• **GIVEN REQUEST**
Below are some records: retype them all exactly, but not the pictures.

--------

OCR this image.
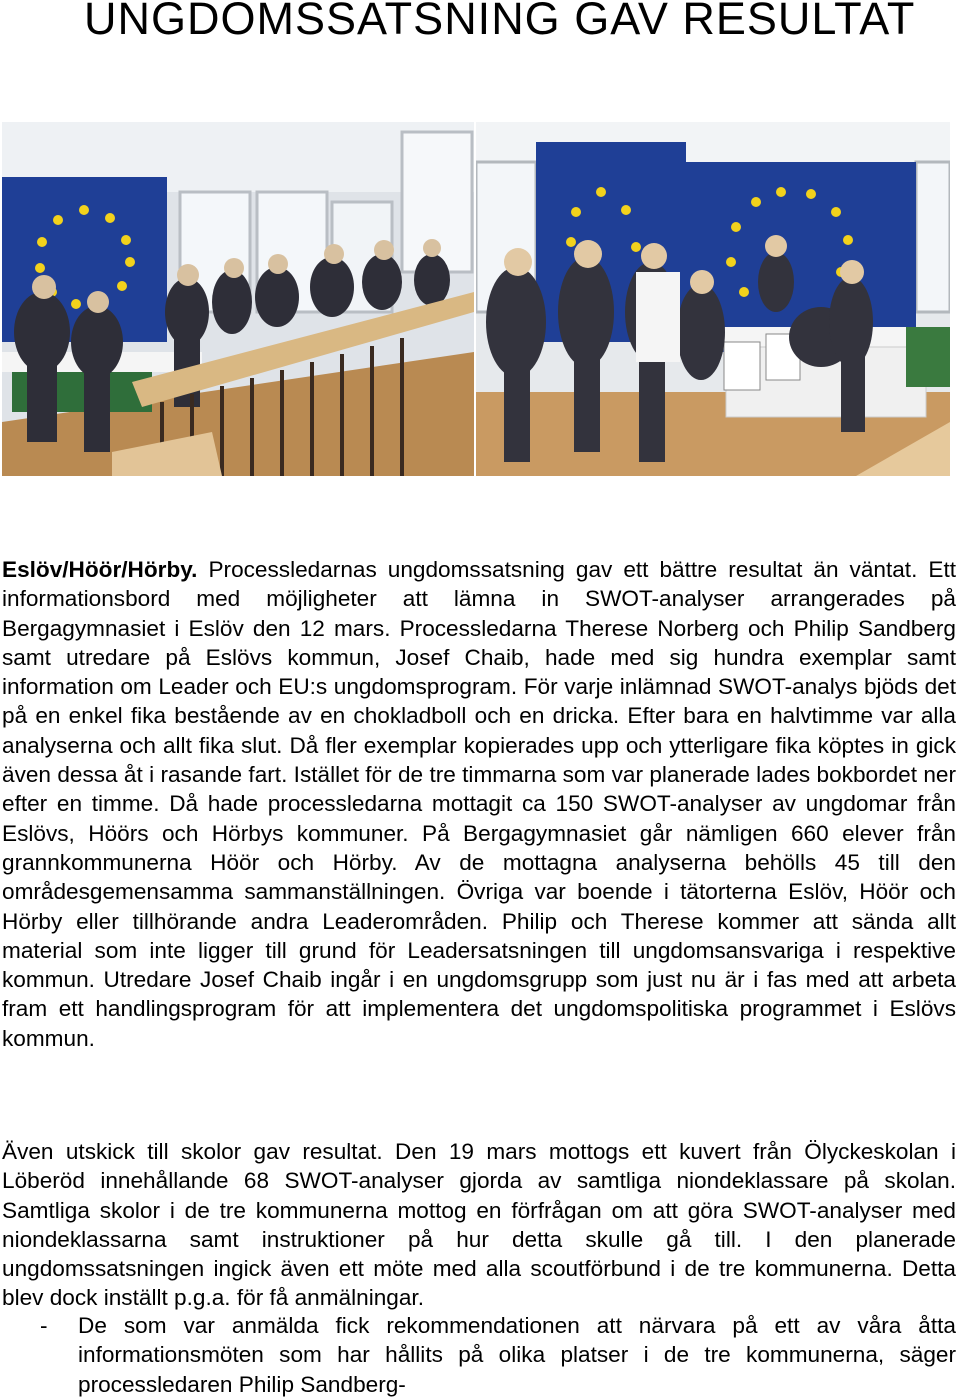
UNGDOMSSATSNING GAV RESULTAT

Eslöv/Höör/Hörby. Processledarnas ungdomssatsning gav ett bättre resultat än väntat. Ett informationsbord med möjligheter att lämna in SWOT-analyser arrangerades på Bergagymnasiet i Eslöv den 12 mars. Processledarna Therese Norberg och Philip Sandberg samt utredare på Eslövs kommun, Josef Chaib, hade med sig hundra exemplar samt information om Leader och EU:s ungdomsprogram. För varje inlämnad SWOT-analys bjöds det på en enkel fika bestående av en chokladboll och en dricka. Efter bara en halvtimme var alla analyserna och allt fika slut. Då fler exemplar kopierades upp och ytterligare fika köptes in gick även dessa åt i rasande fart. Istället för de tre timmarna som var planerade lades bokbordet ner efter en timme. Då hade processledarna mottagit ca 150 SWOT-analyser av ungdomar från Eslövs, Höörs och Hörbys kommuner. På Bergagymnasiet går nämligen 660 elever från grannkommunerna Höör och Hörby. Av de mottagna analyserna behölls 45 till den områdesgemensamma sammanställningen. Övriga var boende i tätorterna Eslöv, Höör och Hörby eller tillhörande andra Leaderområden. Philip och Therese kommer att sända allt material som inte ligger till grund för Leadersatsningen till ungdomsansvariga i respektive kommun. Utredare Josef Chaib ingår i en ungdomsgrupp som just nu är i fas med att arbeta fram ett handlingsprogram för att implementera det ungdomspolitiska programmet i Eslövs kommun.

Även utskick till skolor gav resultat. Den 19 mars mottogs ett kuvert från Ölyckeskolan i Löberöd innehållande 68 SWOT-analyser gjorda av samtliga niondeklassare på skolan. Samtliga skolor i de tre kommunerna mottog en förfrågan om att göra SWOT-analyser med niondeklassarna samt instruktioner på hur detta skulle gå till. I den planerade ungdomssatsningen ingick även ett möte med alla scoutförbund i de tre kommunerna. Detta blev dock inställt p.g.a. för få anmälningar.

- De som var anmälda fick rekommendationen att närvara på ett av våra åtta informationsmöten som har hållits på olika platser i de tre kommunerna, säger processledaren Philip Sandberg-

--------

• **OUTPUT**
OCR this image.
UNGDOMSSATSNING GAV RESULTAT

Eslöv/Höör/Hörby. Processledarnas ungdomssatsning gav ett bättre resultat än väntat. Ett informationsbord med möjligheter att lämna in SWOT-analyser arrangerades på Bergagymnasiet i Eslöv den 12 mars. Processledarna Therese Norberg och Philip Sandberg samt utredare på Eslövs kommun, Josef Chaib, hade med sig hundra exemplar samt information om Leader och EU:s ungdomsprogram. För varje inlämnad SWOT-analys bjöds det på en enkel fika bestående av en chokladboll och en dricka. Efter bara en halvtimme var alla analyserna och allt fika slut. Då fler exemplar kopierades upp och ytterligare fika köptes in gick även dessa åt i rasande fart. Istället för de tre timmarna som var planerade lades bokbordet ner efter en timme. Då hade processledarna mottagit ca 150 SWOT-analyser av ungdomar från Eslövs, Höörs och Hörbys kommuner. På Bergagymnasiet går nämligen 660 elever från grannkommunerna Höör och Hörby. Av de mottagna analyserna behölls 45 till den områdesgemensamma sammanställningen. Övriga var boende i tätorterna Eslöv, Höör och Hörby eller tillhörande andra Leaderområden. Philip och Therese kommer att sända allt material som inte ligger till grund för Leadersatsningen till ungdomsansvariga i respektive kommun. Utredare Josef Chaib ingår i en ungdomsgrupp som just nu är i fas med att arbeta fram ett handlingsprogram för att implementera det ungdomspolitiska programmet i Eslövs kommun.

Även utskick till skolor gav resultat. Den 19 mars mottogs ett kuvert från Ölyckeskolan i Löberöd innehållande 68 SWOT-analyser gjorda av samtliga niondeklassare på skolan. Samtliga skolor i de tre kommunerna mottog en förfrågan om att göra SWOT-analyser med niondeklassarna samt instruktioner på hur detta skulle gå till. I den planerade ungdomssatsningen ingick även ett möte med alla scoutförbund i de tre kommunerna. Detta blev dock inställt p.g.a. för få anmälningar.

- De som var anmälda fick rekommendationen att närvara på ett av våra åtta informationsmöten som har hållits på olika platser i de tre kommunerna, säger processledaren Philip Sandberg-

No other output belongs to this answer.